BEGIN Materials provided
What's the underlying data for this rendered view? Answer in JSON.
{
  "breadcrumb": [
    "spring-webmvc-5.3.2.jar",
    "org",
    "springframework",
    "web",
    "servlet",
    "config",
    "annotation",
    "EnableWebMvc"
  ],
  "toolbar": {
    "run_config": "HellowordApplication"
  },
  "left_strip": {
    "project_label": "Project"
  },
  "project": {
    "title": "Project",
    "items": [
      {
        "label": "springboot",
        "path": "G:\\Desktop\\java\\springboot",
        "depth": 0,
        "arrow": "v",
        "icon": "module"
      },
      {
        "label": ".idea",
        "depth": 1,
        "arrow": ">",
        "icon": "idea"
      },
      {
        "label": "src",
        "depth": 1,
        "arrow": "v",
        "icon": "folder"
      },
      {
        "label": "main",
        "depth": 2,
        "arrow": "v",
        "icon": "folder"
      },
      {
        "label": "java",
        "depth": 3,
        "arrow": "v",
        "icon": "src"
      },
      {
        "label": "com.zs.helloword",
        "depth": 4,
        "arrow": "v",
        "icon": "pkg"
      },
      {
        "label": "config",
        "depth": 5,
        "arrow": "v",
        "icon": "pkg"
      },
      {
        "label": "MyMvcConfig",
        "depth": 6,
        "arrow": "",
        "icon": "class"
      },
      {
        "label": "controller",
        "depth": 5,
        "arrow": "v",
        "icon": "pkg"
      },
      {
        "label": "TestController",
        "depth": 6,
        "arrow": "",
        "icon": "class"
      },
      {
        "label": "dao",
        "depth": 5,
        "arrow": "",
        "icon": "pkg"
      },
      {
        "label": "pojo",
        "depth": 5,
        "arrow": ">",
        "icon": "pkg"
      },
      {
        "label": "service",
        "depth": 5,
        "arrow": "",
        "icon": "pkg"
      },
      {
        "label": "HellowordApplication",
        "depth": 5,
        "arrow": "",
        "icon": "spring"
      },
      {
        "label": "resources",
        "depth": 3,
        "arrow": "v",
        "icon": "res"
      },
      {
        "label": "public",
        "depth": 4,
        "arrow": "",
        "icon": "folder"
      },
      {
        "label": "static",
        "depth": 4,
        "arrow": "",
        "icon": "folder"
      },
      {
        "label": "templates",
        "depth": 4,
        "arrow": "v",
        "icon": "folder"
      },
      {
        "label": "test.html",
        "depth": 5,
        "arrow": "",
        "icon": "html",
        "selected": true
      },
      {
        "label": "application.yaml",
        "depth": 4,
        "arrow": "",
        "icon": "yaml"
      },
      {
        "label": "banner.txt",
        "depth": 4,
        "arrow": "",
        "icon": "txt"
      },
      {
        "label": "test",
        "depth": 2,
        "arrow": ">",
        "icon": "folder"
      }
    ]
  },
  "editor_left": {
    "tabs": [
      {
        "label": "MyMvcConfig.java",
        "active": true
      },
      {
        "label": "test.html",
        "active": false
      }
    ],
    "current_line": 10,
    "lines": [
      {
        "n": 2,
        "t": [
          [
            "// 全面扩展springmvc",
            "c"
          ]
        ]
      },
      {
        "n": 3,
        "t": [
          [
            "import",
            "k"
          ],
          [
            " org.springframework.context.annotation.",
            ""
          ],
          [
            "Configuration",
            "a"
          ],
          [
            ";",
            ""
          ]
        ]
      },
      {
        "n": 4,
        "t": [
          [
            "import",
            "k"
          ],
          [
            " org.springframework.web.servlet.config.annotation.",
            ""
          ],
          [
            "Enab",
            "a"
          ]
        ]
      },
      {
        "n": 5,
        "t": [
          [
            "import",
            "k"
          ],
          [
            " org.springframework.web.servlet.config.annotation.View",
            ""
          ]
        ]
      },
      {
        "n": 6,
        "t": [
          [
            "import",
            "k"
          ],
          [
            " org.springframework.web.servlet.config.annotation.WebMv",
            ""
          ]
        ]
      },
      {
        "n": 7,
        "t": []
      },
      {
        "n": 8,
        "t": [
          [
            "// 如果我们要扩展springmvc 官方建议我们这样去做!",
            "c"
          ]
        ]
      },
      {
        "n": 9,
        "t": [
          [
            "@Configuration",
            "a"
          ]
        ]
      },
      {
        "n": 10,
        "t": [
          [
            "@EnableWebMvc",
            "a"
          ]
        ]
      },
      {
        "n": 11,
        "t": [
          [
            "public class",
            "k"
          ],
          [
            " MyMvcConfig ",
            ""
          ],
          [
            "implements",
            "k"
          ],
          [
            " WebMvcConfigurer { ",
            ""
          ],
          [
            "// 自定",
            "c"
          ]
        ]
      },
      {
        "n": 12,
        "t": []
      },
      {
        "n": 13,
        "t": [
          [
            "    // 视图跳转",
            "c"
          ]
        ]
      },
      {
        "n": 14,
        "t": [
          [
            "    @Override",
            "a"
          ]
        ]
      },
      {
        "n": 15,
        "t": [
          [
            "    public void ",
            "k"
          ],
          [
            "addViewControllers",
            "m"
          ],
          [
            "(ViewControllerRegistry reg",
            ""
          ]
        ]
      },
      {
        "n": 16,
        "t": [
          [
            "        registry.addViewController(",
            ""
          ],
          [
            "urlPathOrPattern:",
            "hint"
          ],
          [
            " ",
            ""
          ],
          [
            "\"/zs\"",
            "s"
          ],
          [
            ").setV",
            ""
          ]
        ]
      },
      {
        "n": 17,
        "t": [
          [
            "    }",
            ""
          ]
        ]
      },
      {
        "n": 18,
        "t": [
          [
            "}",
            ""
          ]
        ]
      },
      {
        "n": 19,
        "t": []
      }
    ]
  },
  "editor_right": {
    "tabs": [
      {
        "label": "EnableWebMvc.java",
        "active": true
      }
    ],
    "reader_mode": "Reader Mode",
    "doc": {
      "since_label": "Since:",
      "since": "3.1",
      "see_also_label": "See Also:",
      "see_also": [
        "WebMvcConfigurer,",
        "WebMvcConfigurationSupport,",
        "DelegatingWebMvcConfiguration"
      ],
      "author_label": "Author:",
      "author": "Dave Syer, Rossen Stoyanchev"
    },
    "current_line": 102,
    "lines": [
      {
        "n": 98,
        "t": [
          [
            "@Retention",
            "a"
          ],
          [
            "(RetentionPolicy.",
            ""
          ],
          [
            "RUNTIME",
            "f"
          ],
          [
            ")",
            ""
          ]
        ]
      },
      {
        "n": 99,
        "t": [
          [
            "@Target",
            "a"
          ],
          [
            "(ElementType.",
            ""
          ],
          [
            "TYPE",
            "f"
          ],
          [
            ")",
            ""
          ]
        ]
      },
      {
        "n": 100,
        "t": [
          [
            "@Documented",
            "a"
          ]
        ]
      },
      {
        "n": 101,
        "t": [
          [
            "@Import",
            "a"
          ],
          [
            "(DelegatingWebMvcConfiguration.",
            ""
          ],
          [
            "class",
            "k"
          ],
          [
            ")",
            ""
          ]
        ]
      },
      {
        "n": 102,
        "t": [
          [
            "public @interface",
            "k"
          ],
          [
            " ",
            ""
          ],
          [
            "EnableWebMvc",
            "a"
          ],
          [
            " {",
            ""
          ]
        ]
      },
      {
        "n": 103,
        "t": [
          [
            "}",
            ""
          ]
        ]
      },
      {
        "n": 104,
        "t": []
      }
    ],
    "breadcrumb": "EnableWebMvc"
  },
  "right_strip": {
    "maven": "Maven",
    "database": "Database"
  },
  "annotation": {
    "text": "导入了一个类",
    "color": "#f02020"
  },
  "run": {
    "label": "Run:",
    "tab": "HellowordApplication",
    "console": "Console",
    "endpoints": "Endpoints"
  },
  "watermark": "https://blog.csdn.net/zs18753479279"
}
END Materials provided
What you have to do = Write out each line of the data above again, exactly as given.

Answer to this exercise =
What's the underlying data for this rendered view? Answer in JSON.
{
  "breadcrumb": [
    "spring-webmvc-5.3.2.jar",
    "org",
    "springframework",
    "web",
    "servlet",
    "config",
    "annotation",
    "EnableWebMvc"
  ],
  "toolbar": {
    "run_config": "HellowordApplication"
  },
  "left_strip": {
    "project_label": "Project"
  },
  "project": {
    "title": "Project",
    "items": [
      {
        "label": "springboot",
        "path": "G:\\Desktop\\java\\springboot",
        "depth": 0,
        "arrow": "v",
        "icon": "module"
      },
      {
        "label": ".idea",
        "depth": 1,
        "arrow": ">",
        "icon": "idea"
      },
      {
        "label": "src",
        "depth": 1,
        "arrow": "v",
        "icon": "folder"
      },
      {
        "label": "main",
        "depth": 2,
        "arrow": "v",
        "icon": "folder"
      },
      {
        "label": "java",
        "depth": 3,
        "arrow": "v",
        "icon": "src"
      },
      {
        "label": "com.zs.helloword",
        "depth": 4,
        "arrow": "v",
        "icon": "pkg"
      },
      {
        "label": "config",
        "depth": 5,
        "arrow": "v",
        "icon": "pkg"
      },
      {
        "label": "MyMvcConfig",
        "depth": 6,
        "arrow": "",
        "icon": "class"
      },
      {
        "label": "controller",
        "depth": 5,
        "arrow": "v",
        "icon": "pkg"
      },
      {
        "label": "TestController",
        "depth": 6,
        "arrow": "",
        "icon": "class"
      },
      {
        "label": "dao",
        "depth": 5,
        "arrow": "",
        "icon": "pkg"
      },
      {
        "label": "pojo",
        "depth": 5,
        "arrow": ">",
        "icon": "pkg"
      },
      {
        "label": "service",
        "depth": 5,
        "arrow": "",
        "icon": "pkg"
      },
      {
        "label": "HellowordApplication",
        "depth": 5,
        "arrow": "",
        "icon": "spring"
      },
      {
        "label": "resources",
        "depth": 3,
        "arrow": "v",
        "icon": "res"
      },
      {
        "label": "public",
        "depth": 4,
        "arrow": "",
        "icon": "folder"
      },
      {
        "label": "static",
        "depth": 4,
        "arrow": "",
        "icon": "folder"
      },
      {
        "label": "templates",
        "depth": 4,
        "arrow": "v",
        "icon": "folder"
      },
      {
        "label": "test.html",
        "depth": 5,
        "arrow": "",
        "icon": "html",
        "selected": true
      },
      {
        "label": "application.yaml",
        "depth": 4,
        "arrow": "",
        "icon": "yaml"
      },
      {
        "label": "banner.txt",
        "depth": 4,
        "arrow": "",
        "icon": "txt"
      },
      {
        "label": "test",
        "depth": 2,
        "arrow": ">",
        "icon": "folder"
      }
    ]
  },
  "editor_left": {
    "tabs": [
      {
        "label": "MyMvcConfig.java",
        "active": true
      },
      {
        "label": "test.html",
        "active": false
      }
    ],
    "current_line": 10,
    "lines": [
      {
        "n": 2,
        "t": [
          [
            "// 全面扩展springmvc",
            "c"
          ]
        ]
      },
      {
        "n": 3,
        "t": [
          [
            "import",
            "k"
          ],
          [
            " org.springframework.context.annotation.",
            ""
          ],
          [
            "Configuration",
            "a"
          ],
          [
            ";",
            ""
          ]
        ]
      },
      {
        "n": 4,
        "t": [
          [
            "import",
            "k"
          ],
          [
            " org.springframework.web.servlet.config.annotation.",
            ""
          ],
          [
            "Enab",
            "a"
          ]
        ]
      },
      {
        "n": 5,
        "t": [
          [
            "import",
            "k"
          ],
          [
            " org.springframework.web.servlet.config.annotation.View",
            ""
          ]
        ]
      },
      {
        "n": 6,
        "t": [
          [
            "import",
            "k"
          ],
          [
            " org.springframework.web.servlet.config.annotation.WebMv",
            ""
          ]
        ]
      },
      {
        "n": 7,
        "t": []
      },
      {
        "n": 8,
        "t": [
          [
            "// 如果我们要扩展springmvc 官方建议我们这样去做!",
            "c"
          ]
        ]
      },
      {
        "n": 9,
        "t": [
          [
            "@Configuration",
            "a"
          ]
        ]
      },
      {
        "n": 10,
        "t": [
          [
            "@EnableWebMvc",
            "a"
          ]
        ]
      },
      {
        "n": 11,
        "t": [
          [
            "public class",
            "k"
          ],
          [
            " MyMvcConfig ",
            ""
          ],
          [
            "implements",
            "k"
          ],
          [
            " WebMvcConfigurer { ",
            ""
          ],
          [
            "// 自定",
            "c"
          ]
        ]
      },
      {
        "n": 12,
        "t": []
      },
      {
        "n": 13,
        "t": [
          [
            "    // 视图跳转",
            "c"
          ]
        ]
      },
      {
        "n": 14,
        "t": [
          [
            "    @Override",
            "a"
          ]
        ]
      },
      {
        "n": 15,
        "t": [
          [
            "    public void ",
            "k"
          ],
          [
            "addViewControllers",
            "m"
          ],
          [
            "(ViewControllerRegistry reg",
            ""
          ]
        ]
      },
      {
        "n": 16,
        "t": [
          [
            "        registry.addViewController(",
            ""
          ],
          [
            "urlPathOrPattern:",
            "hint"
          ],
          [
            " ",
            ""
          ],
          [
            "\"/zs\"",
            "s"
          ],
          [
            ").setV",
            ""
          ]
        ]
      },
      {
        "n": 17,
        "t": [
          [
            "    }",
            ""
          ]
        ]
      },
      {
        "n": 18,
        "t": [
          [
            "}",
            ""
          ]
        ]
      },
      {
        "n": 19,
        "t": []
      }
    ]
  },
  "editor_right": {
    "tabs": [
      {
        "label": "EnableWebMvc.java",
        "active": true
      }
    ],
    "reader_mode": "Reader Mode",
    "doc": {
      "since_label": "Since:",
      "since": "3.1",
      "see_also_label": "See Also:",
      "see_also": [
        "WebMvcConfigurer,",
        "WebMvcConfigurationSupport,",
        "DelegatingWebMvcConfiguration"
      ],
      "author_label": "Author:",
      "author": "Dave Syer, Rossen Stoyanchev"
    },
    "current_line": 102,
    "lines": [
      {
        "n": 98,
        "t": [
          [
            "@Retention",
            "a"
          ],
          [
            "(RetentionPolicy.",
            ""
          ],
          [
            "RUNTIME",
            "f"
          ],
          [
            ")",
            ""
          ]
        ]
      },
      {
        "n": 99,
        "t": [
          [
            "@Target",
            "a"
          ],
          [
            "(ElementType.",
            ""
          ],
          [
            "TYPE",
            "f"
          ],
          [
            ")",
            ""
          ]
        ]
      },
      {
        "n": 100,
        "t": [
          [
            "@Documented",
            "a"
          ]
        ]
      },
      {
        "n": 101,
        "t": [
          [
            "@Import",
            "a"
          ],
          [
            "(DelegatingWebMvcConfiguration.",
            ""
          ],
          [
            "class",
            "k"
          ],
          [
            ")",
            ""
          ]
        ]
      },
      {
        "n": 102,
        "t": [
          [
            "public @interface",
            "k"
          ],
          [
            " ",
            ""
          ],
          [
            "EnableWebMvc",
            "a"
          ],
          [
            " {",
            ""
          ]
        ]
      },
      {
        "n": 103,
        "t": [
          [
            "}",
            ""
          ]
        ]
      },
      {
        "n": 104,
        "t": []
      }
    ],
    "breadcrumb": "EnableWebMvc"
  },
  "right_strip": {
    "maven": "Maven",
    "database": "Database"
  },
  "annotation": {
    "text": "导入了一个类",
    "color": "#f02020"
  },
  "run": {
    "label": "Run:",
    "tab": "HellowordApplication",
    "console": "Console",
    "endpoints": "Endpoints"
  },
  "watermark": "https://blog.csdn.net/zs18753479279"
}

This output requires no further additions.